Write out each entry again. Keep every word exactly as it is.

# # #

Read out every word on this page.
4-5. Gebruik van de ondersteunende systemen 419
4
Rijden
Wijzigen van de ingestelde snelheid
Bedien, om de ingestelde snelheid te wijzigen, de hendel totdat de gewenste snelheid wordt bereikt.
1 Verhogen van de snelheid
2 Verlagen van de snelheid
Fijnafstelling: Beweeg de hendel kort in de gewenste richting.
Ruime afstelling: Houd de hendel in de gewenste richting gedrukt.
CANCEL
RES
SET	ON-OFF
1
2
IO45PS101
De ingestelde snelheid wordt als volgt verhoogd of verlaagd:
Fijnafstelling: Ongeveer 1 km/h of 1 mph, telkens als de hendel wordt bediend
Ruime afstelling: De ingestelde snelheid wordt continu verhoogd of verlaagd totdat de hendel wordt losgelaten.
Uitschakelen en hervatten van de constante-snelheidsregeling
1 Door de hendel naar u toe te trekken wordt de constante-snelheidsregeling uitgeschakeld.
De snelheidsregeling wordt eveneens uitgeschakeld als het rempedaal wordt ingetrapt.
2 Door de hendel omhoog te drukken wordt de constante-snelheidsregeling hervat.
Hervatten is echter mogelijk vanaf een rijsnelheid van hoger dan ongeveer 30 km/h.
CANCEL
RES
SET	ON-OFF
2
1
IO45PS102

# # #

(Answer for this exercise)
Read out every word on this page.
4-5. Gebruik van de ondersteunende systemen 419
4
Rijden
Wijzigen van de ingestelde snelheid
Bedien, om de ingestelde snelheid te wijzigen, de hendel totdat de gewenste snelheid wordt bereikt.
1 Verhogen van de snelheid
2 Verlagen van de snelheid
Fijnafstelling: Beweeg de hendel kort in de gewenste richting.
Ruime afstelling: Houd de hendel in de gewenste richting gedrukt.
CANCEL
RES
SET	ON-OFF
1
2
IO45PS101
De ingestelde snelheid wordt als volgt verhoogd of verlaagd:
Fijnafstelling: Ongeveer 1 km/h of 1 mph, telkens als de hendel wordt bediend
Ruime afstelling: De ingestelde snelheid wordt continu verhoogd of verlaagd totdat de hendel wordt losgelaten.
Uitschakelen en hervatten van de constante-snelheidsregeling
1 Door de hendel naar u toe te trekken wordt de constante-snelheidsregeling uitgeschakeld.
De snelheidsregeling wordt eveneens uitgeschakeld als het rempedaal wordt ingetrapt.
2 Door de hendel omhoog te drukken wordt de constante-snelheidsregeling hervat.
Hervatten is echter mogelijk vanaf een rijsnelheid van hoger dan ongeveer 30 km/h.
CANCEL
RES
SET	ON-OFF
2
1
IO45PS102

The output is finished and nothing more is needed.